Data records
* * *

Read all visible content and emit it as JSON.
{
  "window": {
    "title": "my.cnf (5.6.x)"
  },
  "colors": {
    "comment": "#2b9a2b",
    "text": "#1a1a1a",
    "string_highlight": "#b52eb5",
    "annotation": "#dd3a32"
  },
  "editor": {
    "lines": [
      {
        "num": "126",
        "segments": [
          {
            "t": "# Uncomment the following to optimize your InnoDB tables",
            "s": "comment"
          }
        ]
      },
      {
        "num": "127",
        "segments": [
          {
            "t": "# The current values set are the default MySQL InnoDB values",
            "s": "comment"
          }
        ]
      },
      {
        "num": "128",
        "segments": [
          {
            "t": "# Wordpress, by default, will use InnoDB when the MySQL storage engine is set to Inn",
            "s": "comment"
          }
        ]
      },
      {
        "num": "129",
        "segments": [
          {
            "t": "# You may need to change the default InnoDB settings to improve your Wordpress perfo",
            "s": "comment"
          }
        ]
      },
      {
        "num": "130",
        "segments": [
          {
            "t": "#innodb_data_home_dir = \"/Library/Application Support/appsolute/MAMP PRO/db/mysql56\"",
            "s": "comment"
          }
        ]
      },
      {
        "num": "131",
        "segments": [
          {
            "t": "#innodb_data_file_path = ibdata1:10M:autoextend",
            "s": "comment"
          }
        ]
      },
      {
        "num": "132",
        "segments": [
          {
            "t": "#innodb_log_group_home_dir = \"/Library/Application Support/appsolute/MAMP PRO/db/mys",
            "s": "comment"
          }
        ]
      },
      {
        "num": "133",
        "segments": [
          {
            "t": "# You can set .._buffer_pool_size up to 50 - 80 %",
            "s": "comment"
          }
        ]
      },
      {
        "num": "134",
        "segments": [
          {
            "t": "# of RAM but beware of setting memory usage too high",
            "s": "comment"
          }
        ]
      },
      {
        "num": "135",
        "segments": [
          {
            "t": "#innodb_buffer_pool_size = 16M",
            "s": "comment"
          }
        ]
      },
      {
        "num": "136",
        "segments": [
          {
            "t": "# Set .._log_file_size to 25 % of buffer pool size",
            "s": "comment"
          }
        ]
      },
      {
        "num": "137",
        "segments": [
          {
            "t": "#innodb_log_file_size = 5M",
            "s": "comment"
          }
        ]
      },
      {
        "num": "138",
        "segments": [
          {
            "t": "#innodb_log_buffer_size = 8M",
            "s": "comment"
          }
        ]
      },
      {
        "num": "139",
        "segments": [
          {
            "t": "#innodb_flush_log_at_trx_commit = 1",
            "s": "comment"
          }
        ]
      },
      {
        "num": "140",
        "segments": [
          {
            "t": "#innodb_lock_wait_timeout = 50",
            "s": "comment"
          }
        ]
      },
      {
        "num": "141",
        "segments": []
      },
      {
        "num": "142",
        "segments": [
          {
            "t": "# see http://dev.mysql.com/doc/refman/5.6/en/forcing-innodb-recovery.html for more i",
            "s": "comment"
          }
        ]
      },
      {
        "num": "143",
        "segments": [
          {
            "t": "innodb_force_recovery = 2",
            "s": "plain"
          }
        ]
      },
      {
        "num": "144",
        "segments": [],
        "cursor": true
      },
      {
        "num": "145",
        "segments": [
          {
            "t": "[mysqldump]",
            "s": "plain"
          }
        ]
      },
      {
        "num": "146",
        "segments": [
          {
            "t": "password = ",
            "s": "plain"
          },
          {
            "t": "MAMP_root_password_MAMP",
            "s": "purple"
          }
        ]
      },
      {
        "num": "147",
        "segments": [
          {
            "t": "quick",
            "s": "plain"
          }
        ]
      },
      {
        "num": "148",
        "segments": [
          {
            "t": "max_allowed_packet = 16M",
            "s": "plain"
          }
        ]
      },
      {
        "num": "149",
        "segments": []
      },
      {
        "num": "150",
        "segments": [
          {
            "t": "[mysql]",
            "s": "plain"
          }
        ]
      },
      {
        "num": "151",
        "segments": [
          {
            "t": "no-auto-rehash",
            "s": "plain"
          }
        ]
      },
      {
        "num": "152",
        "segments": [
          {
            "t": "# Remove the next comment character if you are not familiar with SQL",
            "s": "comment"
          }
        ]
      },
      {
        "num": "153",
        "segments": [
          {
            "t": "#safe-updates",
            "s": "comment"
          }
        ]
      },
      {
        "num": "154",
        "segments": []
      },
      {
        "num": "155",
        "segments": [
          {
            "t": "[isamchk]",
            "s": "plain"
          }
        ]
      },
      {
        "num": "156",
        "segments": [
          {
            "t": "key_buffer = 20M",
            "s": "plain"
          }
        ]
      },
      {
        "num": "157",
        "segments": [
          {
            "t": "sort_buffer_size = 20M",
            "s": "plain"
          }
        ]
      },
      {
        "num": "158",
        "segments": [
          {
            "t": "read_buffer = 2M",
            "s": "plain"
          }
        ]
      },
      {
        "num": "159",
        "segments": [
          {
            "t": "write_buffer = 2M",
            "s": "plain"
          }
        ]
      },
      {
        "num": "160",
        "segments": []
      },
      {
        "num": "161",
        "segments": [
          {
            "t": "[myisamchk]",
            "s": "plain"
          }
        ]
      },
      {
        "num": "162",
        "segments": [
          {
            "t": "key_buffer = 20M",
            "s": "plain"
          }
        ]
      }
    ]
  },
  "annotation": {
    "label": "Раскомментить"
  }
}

* * *

* **Exercise aim**
Report all lines of the data that include the word "your".

* **Task output**
            "t": "# Uncomment the following to optimize your InnoDB tables",
            "t": "# You may need to change the default InnoDB settings to improve your Wordpress perfo",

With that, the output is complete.